(Stored data)
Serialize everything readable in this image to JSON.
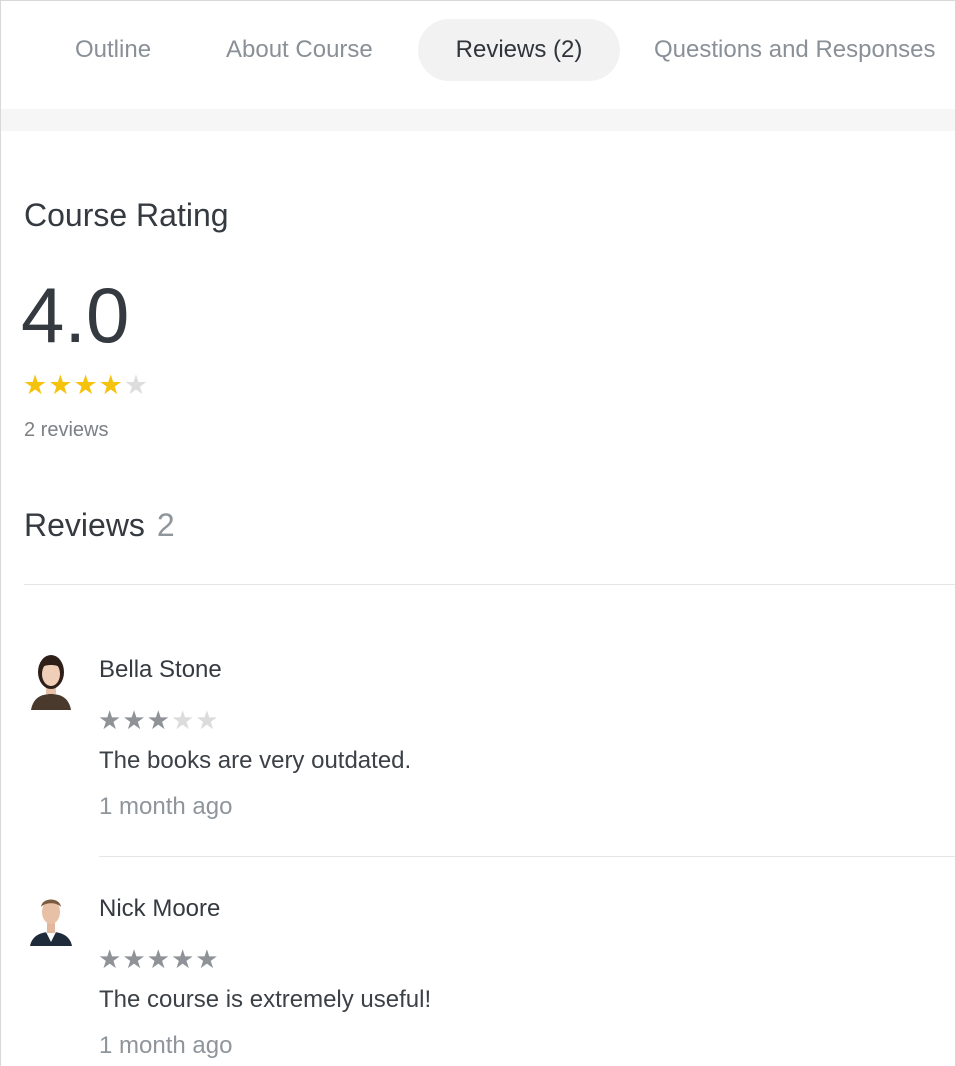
{
  "tabs": [
    {
      "label": "Outline",
      "active": false
    },
    {
      "label": "About Course",
      "active": false
    },
    {
      "label": "Reviews (2)",
      "active": true
    },
    {
      "label": "Questions and Responses",
      "active": false
    }
  ],
  "rating": {
    "title": "Course Rating",
    "value": "4.0",
    "stars_filled": 4,
    "stars_total": 5,
    "review_count_text": "2 reviews"
  },
  "reviews_section": {
    "heading": "Reviews",
    "count": "2"
  },
  "reviews": [
    {
      "name": "Bella Stone",
      "stars_filled": 3,
      "stars_total": 5,
      "text": "The books are very outdated.",
      "time": "1 month ago"
    },
    {
      "name": "Nick Moore",
      "stars_filled": 5,
      "stars_total": 5,
      "text": "The course is extremely useful!",
      "time": "1 month ago"
    }
  ],
  "colors": {
    "star_active": "#f5c30d",
    "star_review": "#8f9398",
    "star_empty": "#dddddd",
    "tab_active_bg": "#f2f2f2"
  }
}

# [SHORT TASK]
What comes back should match the records exactly, minus any pictures.

# [OUTPUT FOR THIS EXERCISE]
Serialize everything readable in this image to JSON.
{
  "tabs": [
    {
      "label": "Outline",
      "active": false
    },
    {
      "label": "About Course",
      "active": false
    },
    {
      "label": "Reviews (2)",
      "active": true
    },
    {
      "label": "Questions and Responses",
      "active": false
    }
  ],
  "rating": {
    "title": "Course Rating",
    "value": "4.0",
    "stars_filled": 4,
    "stars_total": 5,
    "review_count_text": "2 reviews"
  },
  "reviews_section": {
    "heading": "Reviews",
    "count": "2"
  },
  "reviews": [
    {
      "name": "Bella Stone",
      "stars_filled": 3,
      "stars_total": 5,
      "text": "The books are very outdated.",
      "time": "1 month ago"
    },
    {
      "name": "Nick Moore",
      "stars_filled": 5,
      "stars_total": 5,
      "text": "The course is extremely useful!",
      "time": "1 month ago"
    }
  ],
  "colors": {
    "star_active": "#f5c30d",
    "star_review": "#8f9398",
    "star_empty": "#dddddd",
    "tab_active_bg": "#f2f2f2"
  }
}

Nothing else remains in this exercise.